Data provided
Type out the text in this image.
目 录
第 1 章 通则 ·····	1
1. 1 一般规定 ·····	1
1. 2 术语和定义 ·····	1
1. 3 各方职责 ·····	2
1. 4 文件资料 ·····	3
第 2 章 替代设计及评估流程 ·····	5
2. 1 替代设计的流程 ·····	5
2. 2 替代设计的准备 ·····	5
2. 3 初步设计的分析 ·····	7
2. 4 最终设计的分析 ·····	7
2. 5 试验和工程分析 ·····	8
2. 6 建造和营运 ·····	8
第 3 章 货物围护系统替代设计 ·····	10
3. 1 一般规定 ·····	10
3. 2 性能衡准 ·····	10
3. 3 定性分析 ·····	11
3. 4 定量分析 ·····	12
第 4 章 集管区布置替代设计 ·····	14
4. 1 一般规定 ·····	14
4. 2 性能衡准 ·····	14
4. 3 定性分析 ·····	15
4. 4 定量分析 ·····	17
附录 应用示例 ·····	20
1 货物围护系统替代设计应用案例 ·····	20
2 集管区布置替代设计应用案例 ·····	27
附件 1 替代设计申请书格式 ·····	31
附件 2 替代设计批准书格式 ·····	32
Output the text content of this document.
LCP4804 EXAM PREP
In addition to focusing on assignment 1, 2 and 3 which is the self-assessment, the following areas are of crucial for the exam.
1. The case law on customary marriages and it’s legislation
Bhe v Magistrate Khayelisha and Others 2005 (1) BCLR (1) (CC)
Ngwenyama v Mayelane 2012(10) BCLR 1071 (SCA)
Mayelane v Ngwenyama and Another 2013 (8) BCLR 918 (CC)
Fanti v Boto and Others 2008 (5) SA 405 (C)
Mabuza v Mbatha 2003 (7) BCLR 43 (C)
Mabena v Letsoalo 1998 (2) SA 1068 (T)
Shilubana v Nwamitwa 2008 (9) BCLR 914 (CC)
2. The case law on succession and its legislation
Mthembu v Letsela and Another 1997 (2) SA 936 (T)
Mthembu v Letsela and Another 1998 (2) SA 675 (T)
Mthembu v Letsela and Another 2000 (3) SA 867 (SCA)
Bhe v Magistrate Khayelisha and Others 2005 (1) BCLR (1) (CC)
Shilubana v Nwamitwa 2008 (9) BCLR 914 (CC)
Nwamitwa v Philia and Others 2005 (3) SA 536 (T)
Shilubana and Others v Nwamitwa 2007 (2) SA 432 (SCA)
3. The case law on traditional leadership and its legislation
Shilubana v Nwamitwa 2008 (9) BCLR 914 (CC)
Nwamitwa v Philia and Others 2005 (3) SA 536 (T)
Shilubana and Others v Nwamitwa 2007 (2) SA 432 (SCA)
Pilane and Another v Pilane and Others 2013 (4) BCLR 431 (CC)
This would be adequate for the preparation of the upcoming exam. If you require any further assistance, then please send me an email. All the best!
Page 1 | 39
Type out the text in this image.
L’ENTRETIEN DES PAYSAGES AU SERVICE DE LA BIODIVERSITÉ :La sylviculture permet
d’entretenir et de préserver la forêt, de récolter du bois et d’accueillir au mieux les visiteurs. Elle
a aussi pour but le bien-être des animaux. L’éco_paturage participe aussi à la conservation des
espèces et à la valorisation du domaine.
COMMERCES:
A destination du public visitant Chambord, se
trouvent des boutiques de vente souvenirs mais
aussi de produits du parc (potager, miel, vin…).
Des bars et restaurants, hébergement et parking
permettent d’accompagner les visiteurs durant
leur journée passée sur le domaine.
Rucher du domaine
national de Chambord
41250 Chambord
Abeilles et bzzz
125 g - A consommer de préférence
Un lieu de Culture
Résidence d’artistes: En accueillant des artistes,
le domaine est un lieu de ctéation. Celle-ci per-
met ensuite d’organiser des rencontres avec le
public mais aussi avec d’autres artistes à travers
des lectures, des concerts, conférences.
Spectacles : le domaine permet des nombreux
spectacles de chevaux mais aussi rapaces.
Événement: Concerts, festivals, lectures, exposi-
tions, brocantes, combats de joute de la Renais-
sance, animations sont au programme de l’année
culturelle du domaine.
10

Work instructions
Select every line of the records holding the string "Letsela".

Task response
Mthembu v Letsela and Another 1997 (2) SA 936 (T)
Mthembu v Letsela and Another 1998 (2) SA 675 (T)
Mthembu v Letsela and Another 2000 (3) SA 867 (SCA)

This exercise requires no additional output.